■ Exercise aim ■
Give the listing again in full, exactly as written.

■ Exercise materials ■
<<<<

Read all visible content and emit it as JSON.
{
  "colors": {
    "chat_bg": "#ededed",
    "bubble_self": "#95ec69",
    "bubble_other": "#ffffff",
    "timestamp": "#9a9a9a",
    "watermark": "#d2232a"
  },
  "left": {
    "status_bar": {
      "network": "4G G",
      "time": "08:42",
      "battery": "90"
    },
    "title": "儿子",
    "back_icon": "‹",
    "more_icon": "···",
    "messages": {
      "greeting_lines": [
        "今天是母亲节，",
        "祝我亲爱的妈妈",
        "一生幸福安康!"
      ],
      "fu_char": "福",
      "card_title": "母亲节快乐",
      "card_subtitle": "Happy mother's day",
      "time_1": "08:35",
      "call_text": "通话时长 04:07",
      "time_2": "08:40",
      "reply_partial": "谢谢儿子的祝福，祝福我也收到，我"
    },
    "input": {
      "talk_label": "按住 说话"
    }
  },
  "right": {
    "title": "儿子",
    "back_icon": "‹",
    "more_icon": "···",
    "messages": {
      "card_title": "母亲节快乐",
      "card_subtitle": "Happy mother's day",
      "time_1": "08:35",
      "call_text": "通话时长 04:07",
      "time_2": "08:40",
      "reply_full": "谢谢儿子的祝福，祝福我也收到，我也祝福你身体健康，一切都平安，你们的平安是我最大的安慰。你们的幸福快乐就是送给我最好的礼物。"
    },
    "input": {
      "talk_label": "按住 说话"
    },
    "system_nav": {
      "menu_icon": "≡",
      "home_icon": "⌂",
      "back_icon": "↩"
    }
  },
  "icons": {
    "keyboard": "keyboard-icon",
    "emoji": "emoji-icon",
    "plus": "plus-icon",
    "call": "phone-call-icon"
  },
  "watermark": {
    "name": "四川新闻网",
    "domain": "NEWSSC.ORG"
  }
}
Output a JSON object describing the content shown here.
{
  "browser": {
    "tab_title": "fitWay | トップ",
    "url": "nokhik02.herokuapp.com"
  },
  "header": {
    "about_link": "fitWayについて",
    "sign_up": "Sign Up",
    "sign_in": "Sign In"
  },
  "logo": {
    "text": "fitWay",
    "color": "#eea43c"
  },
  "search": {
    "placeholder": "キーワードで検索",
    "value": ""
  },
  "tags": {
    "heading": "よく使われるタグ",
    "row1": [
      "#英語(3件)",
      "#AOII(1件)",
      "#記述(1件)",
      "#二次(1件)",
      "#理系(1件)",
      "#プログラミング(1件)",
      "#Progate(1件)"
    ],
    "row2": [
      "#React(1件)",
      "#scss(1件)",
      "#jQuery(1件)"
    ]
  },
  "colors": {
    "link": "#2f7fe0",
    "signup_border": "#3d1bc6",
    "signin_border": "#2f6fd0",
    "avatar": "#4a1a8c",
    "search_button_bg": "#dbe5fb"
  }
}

>>>>

■ Task solution ■
Read all visible content and emit it as JSON.
{
  "colors": {
    "chat_bg": "#ededed",
    "bubble_self": "#95ec69",
    "bubble_other": "#ffffff",
    "timestamp": "#9a9a9a",
    "watermark": "#d2232a"
  },
  "left": {
    "status_bar": {
      "network": "4G G",
      "time": "08:42",
      "battery": "90"
    },
    "title": "儿子",
    "back_icon": "‹",
    "more_icon": "···",
    "messages": {
      "greeting_lines": [
        "今天是母亲节，",
        "祝我亲爱的妈妈",
        "一生幸福安康!"
      ],
      "fu_char": "福",
      "card_title": "母亲节快乐",
      "card_subtitle": "Happy mother's day",
      "time_1": "08:35",
      "call_text": "通话时长 04:07",
      "time_2": "08:40",
      "reply_partial": "谢谢儿子的祝福，祝福我也收到，我"
    },
    "input": {
      "talk_label": "按住 说话"
    }
  },
  "right": {
    "title": "儿子",
    "back_icon": "‹",
    "more_icon": "···",
    "messages": {
      "card_title": "母亲节快乐",
      "card_subtitle": "Happy mother's day",
      "time_1": "08:35",
      "call_text": "通话时长 04:07",
      "time_2": "08:40",
      "reply_full": "谢谢儿子的祝福，祝福我也收到，我也祝福你身体健康，一切都平安，你们的平安是我最大的安慰。你们的幸福快乐就是送给我最好的礼物。"
    },
    "input": {
      "talk_label": "按住 说话"
    },
    "system_nav": {
      "menu_icon": "≡",
      "home_icon": "⌂",
      "back_icon": "↩"
    }
  },
  "icons": {
    "keyboard": "keyboard-icon",
    "emoji": "emoji-icon",
    "plus": "plus-icon",
    "call": "phone-call-icon"
  },
  "watermark": {
    "name": "四川新闻网",
    "domain": "NEWSSC.ORG"
  }
}
Output a JSON object describing the content shown here.
{
  "browser": {
    "tab_title": "fitWay | トップ",
    "url": "nokhik02.herokuapp.com"
  },
  "header": {
    "about_link": "fitWayについて",
    "sign_up": "Sign Up",
    "sign_in": "Sign In"
  },
  "logo": {
    "text": "fitWay",
    "color": "#eea43c"
  },
  "search": {
    "placeholder": "キーワードで検索",
    "value": ""
  },
  "tags": {
    "heading": "よく使われるタグ",
    "row1": [
      "#英語(3件)",
      "#AOII(1件)",
      "#記述(1件)",
      "#二次(1件)",
      "#理系(1件)",
      "#プログラミング(1件)",
      "#Progate(1件)"
    ],
    "row2": [
      "#React(1件)",
      "#scss(1件)",
      "#jQuery(1件)"
    ]
  },
  "colors": {
    "link": "#2f7fe0",
    "signup_border": "#3d1bc6",
    "signin_border": "#2f6fd0",
    "avatar": "#4a1a8c",
    "search_button_bg": "#dbe5fb"
  }
}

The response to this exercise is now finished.